- [WHAT NEEDS TO BE DONE]:
Exactly reproduce each line of the listing that follows.

______

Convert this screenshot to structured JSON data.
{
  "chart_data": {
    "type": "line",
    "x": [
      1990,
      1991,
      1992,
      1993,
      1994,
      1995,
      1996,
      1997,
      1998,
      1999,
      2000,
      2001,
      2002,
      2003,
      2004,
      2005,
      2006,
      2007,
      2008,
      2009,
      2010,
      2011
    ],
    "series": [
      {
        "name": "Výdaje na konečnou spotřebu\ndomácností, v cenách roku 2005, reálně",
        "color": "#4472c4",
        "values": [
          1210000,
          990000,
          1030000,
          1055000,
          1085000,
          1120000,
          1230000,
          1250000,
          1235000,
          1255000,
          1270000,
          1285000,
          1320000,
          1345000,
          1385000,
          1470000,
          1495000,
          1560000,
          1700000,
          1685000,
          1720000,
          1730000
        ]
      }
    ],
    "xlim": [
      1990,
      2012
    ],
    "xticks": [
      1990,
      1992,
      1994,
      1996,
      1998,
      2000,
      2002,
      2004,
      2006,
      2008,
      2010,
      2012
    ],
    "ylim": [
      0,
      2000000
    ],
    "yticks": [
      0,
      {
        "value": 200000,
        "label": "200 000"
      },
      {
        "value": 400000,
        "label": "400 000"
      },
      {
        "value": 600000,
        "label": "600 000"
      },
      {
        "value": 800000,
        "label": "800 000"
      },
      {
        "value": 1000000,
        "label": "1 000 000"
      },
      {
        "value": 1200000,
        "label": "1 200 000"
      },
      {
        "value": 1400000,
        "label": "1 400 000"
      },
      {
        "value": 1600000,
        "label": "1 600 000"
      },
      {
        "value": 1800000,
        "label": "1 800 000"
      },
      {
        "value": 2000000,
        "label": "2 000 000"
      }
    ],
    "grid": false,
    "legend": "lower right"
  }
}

______

- [ANSWER TO THE PROBLEM]:
Convert this screenshot to structured JSON data.
{
  "chart_data": {
    "type": "line",
    "x": [
      1990,
      1991,
      1992,
      1993,
      1994,
      1995,
      1996,
      1997,
      1998,
      1999,
      2000,
      2001,
      2002,
      2003,
      2004,
      2005,
      2006,
      2007,
      2008,
      2009,
      2010,
      2011
    ],
    "series": [
      {
        "name": "Výdaje na konečnou spotřebu\ndomácností, v cenách roku 2005, reálně",
        "color": "#4472c4",
        "values": [
          1210000,
          990000,
          1030000,
          1055000,
          1085000,
          1120000,
          1230000,
          1250000,
          1235000,
          1255000,
          1270000,
          1285000,
          1320000,
          1345000,
          1385000,
          1470000,
          1495000,
          1560000,
          1700000,
          1685000,
          1720000,
          1730000
        ]
      }
    ],
    "xlim": [
      1990,
      2012
    ],
    "xticks": [
      1990,
      1992,
      1994,
      1996,
      1998,
      2000,
      2002,
      2004,
      2006,
      2008,
      2010,
      2012
    ],
    "ylim": [
      0,
      2000000
    ],
    "yticks": [
      0,
      {
        "value": 200000,
        "label": "200 000"
      },
      {
        "value": 400000,
        "label": "400 000"
      },
      {
        "value": 600000,
        "label": "600 000"
      },
      {
        "value": 800000,
        "label": "800 000"
      },
      {
        "value": 1000000,
        "label": "1 000 000"
      },
      {
        "value": 1200000,
        "label": "1 200 000"
      },
      {
        "value": 1400000,
        "label": "1 400 000"
      },
      {
        "value": 1600000,
        "label": "1 600 000"
      },
      {
        "value": 1800000,
        "label": "1 800 000"
      },
      {
        "value": 2000000,
        "label": "2 000 000"
      }
    ],
    "grid": false,
    "legend": "lower right"
  }
}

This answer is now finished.